Write the data out again, character for character, with no images.

▶ [MATERIAL PROVIDED]
* * * *
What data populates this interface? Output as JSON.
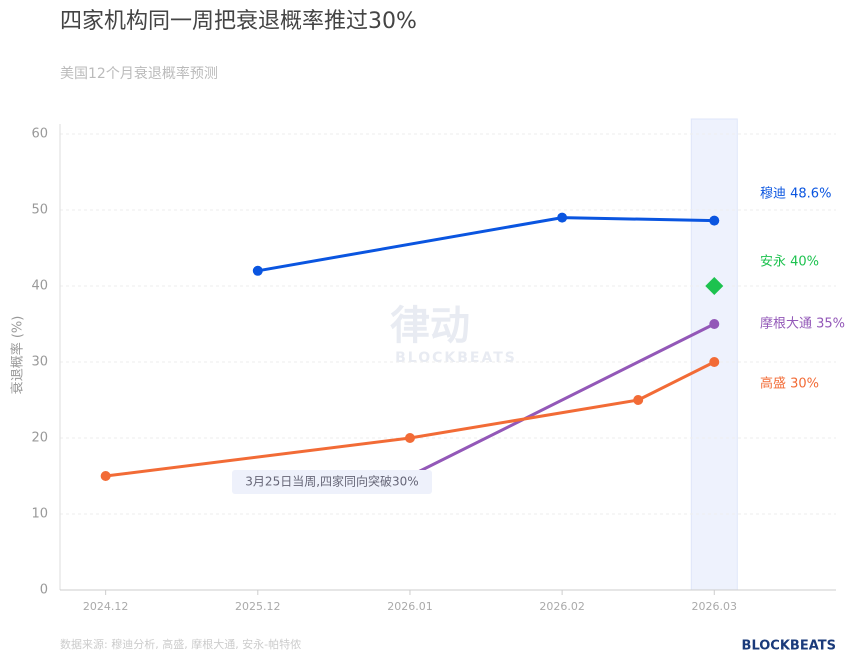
{
  "chart_data": {
    "type": "line",
    "title": "四家机构同一周把衰退概率推过30%",
    "subtitle": "美国12个月衰退概率预测",
    "y_label": "衰退概率 (%)",
    "xlim": [
      -0.3,
      4.8
    ],
    "xticks": [
      {
        "value": 0,
        "label": "2024.12"
      },
      {
        "value": 1,
        "label": "2025.12"
      },
      {
        "value": 2,
        "label": "2026.01"
      },
      {
        "value": 3,
        "label": "2026.02"
      },
      {
        "value": 4,
        "label": "2026.03"
      }
    ],
    "ylim": [
      0,
      60
    ],
    "yticks": [
      0,
      10,
      20,
      30,
      40,
      50,
      60
    ],
    "grid": true,
    "series": [
      {
        "name": "穆迪 48.6%",
        "color": "#0a55e0",
        "marker": "circle",
        "x": [
          1,
          3,
          4
        ],
        "values": [
          42,
          49,
          48.6
        ]
      },
      {
        "name": "安永 40%",
        "color": "#1dc24f",
        "marker": "diamond",
        "x": [
          4
        ],
        "values": [
          40
        ]
      },
      {
        "name": "摩根大通 35%",
        "color": "#9358b8",
        "marker": "circle",
        "x": [
          2,
          4
        ],
        "values": [
          15,
          35
        ]
      },
      {
        "name": "高盛 30%",
        "color": "#f26b36",
        "marker": "circle",
        "x": [
          0,
          2,
          3.5,
          4
        ],
        "values": [
          15,
          20,
          25,
          30
        ]
      }
    ],
    "highlight_x": 4,
    "annotation": "3月25日当周,四家同向突破30%",
    "watermark": [
      "律动",
      "BLOCKBEATS"
    ],
    "source": "数据来源: 穆迪分析, 高盛, 摩根大通, 安永-帕特侬",
    "brand": "BLOCKBEATS"
  }
}
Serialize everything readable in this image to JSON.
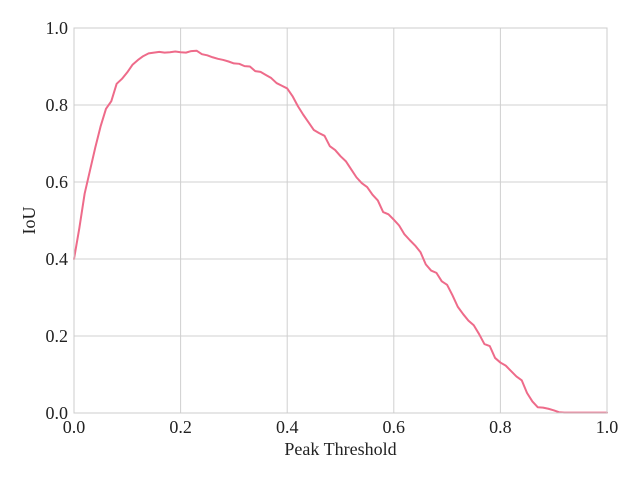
{
  "chart_data": {
    "type": "line",
    "title": "",
    "xlabel": "Peak Threshold",
    "ylabel": "IoU",
    "xlim": [
      0.0,
      1.0
    ],
    "ylim": [
      0.0,
      1.0
    ],
    "xticks": [
      "0.0",
      "0.2",
      "0.4",
      "0.6",
      "0.8",
      "1.0"
    ],
    "yticks": [
      "0.0",
      "0.2",
      "0.4",
      "0.6",
      "0.8",
      "1.0"
    ],
    "grid": true,
    "colors": {
      "line": "#ee6b8a",
      "grid": "#d0d0d0",
      "axes_edge": "#cccccc"
    },
    "series": [
      {
        "x": [
          0.0,
          0.01,
          0.02,
          0.03,
          0.04,
          0.05,
          0.06,
          0.07,
          0.08,
          0.09,
          0.1,
          0.11,
          0.12,
          0.13,
          0.14,
          0.15,
          0.16,
          0.17,
          0.18,
          0.19,
          0.2,
          0.21,
          0.22,
          0.23,
          0.24,
          0.25,
          0.26,
          0.27,
          0.28,
          0.29,
          0.3,
          0.31,
          0.32,
          0.33,
          0.34,
          0.35,
          0.36,
          0.37,
          0.38,
          0.39,
          0.4,
          0.41,
          0.42,
          0.43,
          0.44,
          0.45,
          0.46,
          0.47,
          0.48,
          0.49,
          0.5,
          0.51,
          0.52,
          0.53,
          0.54,
          0.55,
          0.56,
          0.57,
          0.58,
          0.59,
          0.6,
          0.61,
          0.62,
          0.63,
          0.64,
          0.65,
          0.66,
          0.67,
          0.68,
          0.69,
          0.7,
          0.71,
          0.72,
          0.73,
          0.74,
          0.75,
          0.76,
          0.77,
          0.78,
          0.79,
          0.8,
          0.81,
          0.82,
          0.83,
          0.84,
          0.85,
          0.86,
          0.87,
          0.88,
          0.89,
          0.9,
          0.91,
          0.92,
          0.93,
          0.94,
          0.95,
          0.96,
          0.97,
          0.98,
          0.99,
          1.0
        ],
        "y": [
          0.4,
          0.48,
          0.57,
          0.63,
          0.69,
          0.745,
          0.79,
          0.81,
          0.855,
          0.868,
          0.885,
          0.905,
          0.917,
          0.927,
          0.934,
          0.936,
          0.938,
          0.936,
          0.937,
          0.939,
          0.937,
          0.936,
          0.94,
          0.941,
          0.932,
          0.929,
          0.924,
          0.92,
          0.917,
          0.913,
          0.908,
          0.907,
          0.901,
          0.9,
          0.888,
          0.886,
          0.878,
          0.87,
          0.857,
          0.85,
          0.843,
          0.823,
          0.797,
          0.775,
          0.755,
          0.735,
          0.727,
          0.72,
          0.693,
          0.683,
          0.667,
          0.654,
          0.633,
          0.612,
          0.597,
          0.587,
          0.567,
          0.552,
          0.522,
          0.516,
          0.502,
          0.487,
          0.464,
          0.449,
          0.435,
          0.418,
          0.386,
          0.37,
          0.364,
          0.342,
          0.333,
          0.306,
          0.276,
          0.257,
          0.24,
          0.228,
          0.205,
          0.179,
          0.174,
          0.143,
          0.131,
          0.123,
          0.109,
          0.095,
          0.085,
          0.052,
          0.03,
          0.015,
          0.014,
          0.011,
          0.007,
          0.002,
          0.001,
          0.001,
          0.001,
          0.001,
          0.001,
          0.001,
          0.001,
          0.001,
          0.001
        ]
      }
    ]
  }
}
* * * *
▶ [FULL OUTPUT]
What data populates this interface? Output as JSON.
{
  "chart_data": {
    "type": "line",
    "title": "四家机构同一周把衰退概率推过30%",
    "subtitle": "美国12个月衰退概率预测",
    "y_label": "衰退概率 (%)",
    "xlim": [
      -0.3,
      4.8
    ],
    "xticks": [
      {
        "value": 0,
        "label": "2024.12"
      },
      {
        "value": 1,
        "label": "2025.12"
      },
      {
        "value": 2,
        "label": "2026.01"
      },
      {
        "value": 3,
        "label": "2026.02"
      },
      {
        "value": 4,
        "label": "2026.03"
      }
    ],
    "ylim": [
      0,
      60
    ],
    "yticks": [
      0,
      10,
      20,
      30,
      40,
      50,
      60
    ],
    "grid": true,
    "series": [
      {
        "name": "穆迪 48.6%",
        "color": "#0a55e0",
        "marker": "circle",
        "x": [
          1,
          3,
          4
        ],
        "values": [
          42,
          49,
          48.6
        ]
      },
      {
        "name": "安永 40%",
        "color": "#1dc24f",
        "marker": "diamond",
        "x": [
          4
        ],
        "values": [
          40
        ]
      },
      {
        "name": "摩根大通 35%",
        "color": "#9358b8",
        "marker": "circle",
        "x": [
          2,
          4
        ],
        "values": [
          15,
          35
        ]
      },
      {
        "name": "高盛 30%",
        "color": "#f26b36",
        "marker": "circle",
        "x": [
          0,
          2,
          3.5,
          4
        ],
        "values": [
          15,
          20,
          25,
          30
        ]
      }
    ],
    "highlight_x": 4,
    "annotation": "3月25日当周,四家同向突破30%",
    "watermark": [
      "律动",
      "BLOCKBEATS"
    ],
    "source": "数据来源: 穆迪分析, 高盛, 摩根大通, 安永-帕特侬",
    "brand": "BLOCKBEATS"
  }
}
Serialize everything readable in this image to JSON.
{
  "chart_data": {
    "type": "line",
    "title": "",
    "xlabel": "Peak Threshold",
    "ylabel": "IoU",
    "xlim": [
      0.0,
      1.0
    ],
    "ylim": [
      0.0,
      1.0
    ],
    "xticks": [
      "0.0",
      "0.2",
      "0.4",
      "0.6",
      "0.8",
      "1.0"
    ],
    "yticks": [
      "0.0",
      "0.2",
      "0.4",
      "0.6",
      "0.8",
      "1.0"
    ],
    "grid": true,
    "colors": {
      "line": "#ee6b8a",
      "grid": "#d0d0d0",
      "axes_edge": "#cccccc"
    },
    "series": [
      {
        "x": [
          0.0,
          0.01,
          0.02,
          0.03,
          0.04,
          0.05,
          0.06,
          0.07,
          0.08,
          0.09,
          0.1,
          0.11,
          0.12,
          0.13,
          0.14,
          0.15,
          0.16,
          0.17,
          0.18,
          0.19,
          0.2,
          0.21,
          0.22,
          0.23,
          0.24,
          0.25,
          0.26,
          0.27,
          0.28,
          0.29,
          0.3,
          0.31,
          0.32,
          0.33,
          0.34,
          0.35,
          0.36,
          0.37,
          0.38,
          0.39,
          0.4,
          0.41,
          0.42,
          0.43,
          0.44,
          0.45,
          0.46,
          0.47,
          0.48,
          0.49,
          0.5,
          0.51,
          0.52,
          0.53,
          0.54,
          0.55,
          0.56,
          0.57,
          0.58,
          0.59,
          0.6,
          0.61,
          0.62,
          0.63,
          0.64,
          0.65,
          0.66,
          0.67,
          0.68,
          0.69,
          0.7,
          0.71,
          0.72,
          0.73,
          0.74,
          0.75,
          0.76,
          0.77,
          0.78,
          0.79,
          0.8,
          0.81,
          0.82,
          0.83,
          0.84,
          0.85,
          0.86,
          0.87,
          0.88,
          0.89,
          0.9,
          0.91,
          0.92,
          0.93,
          0.94,
          0.95,
          0.96,
          0.97,
          0.98,
          0.99,
          1.0
        ],
        "y": [
          0.4,
          0.48,
          0.57,
          0.63,
          0.69,
          0.745,
          0.79,
          0.81,
          0.855,
          0.868,
          0.885,
          0.905,
          0.917,
          0.927,
          0.934,
          0.936,
          0.938,
          0.936,
          0.937,
          0.939,
          0.937,
          0.936,
          0.94,
          0.941,
          0.932,
          0.929,
          0.924,
          0.92,
          0.917,
          0.913,
          0.908,
          0.907,
          0.901,
          0.9,
          0.888,
          0.886,
          0.878,
          0.87,
          0.857,
          0.85,
          0.843,
          0.823,
          0.797,
          0.775,
          0.755,
          0.735,
          0.727,
          0.72,
          0.693,
          0.683,
          0.667,
          0.654,
          0.633,
          0.612,
          0.597,
          0.587,
          0.567,
          0.552,
          0.522,
          0.516,
          0.502,
          0.487,
          0.464,
          0.449,
          0.435,
          0.418,
          0.386,
          0.37,
          0.364,
          0.342,
          0.333,
          0.306,
          0.276,
          0.257,
          0.24,
          0.228,
          0.205,
          0.179,
          0.174,
          0.143,
          0.131,
          0.123,
          0.109,
          0.095,
          0.085,
          0.052,
          0.03,
          0.015,
          0.014,
          0.011,
          0.007,
          0.002,
          0.001,
          0.001,
          0.001,
          0.001,
          0.001,
          0.001,
          0.001,
          0.001,
          0.001
        ]
      }
    ]
  }
}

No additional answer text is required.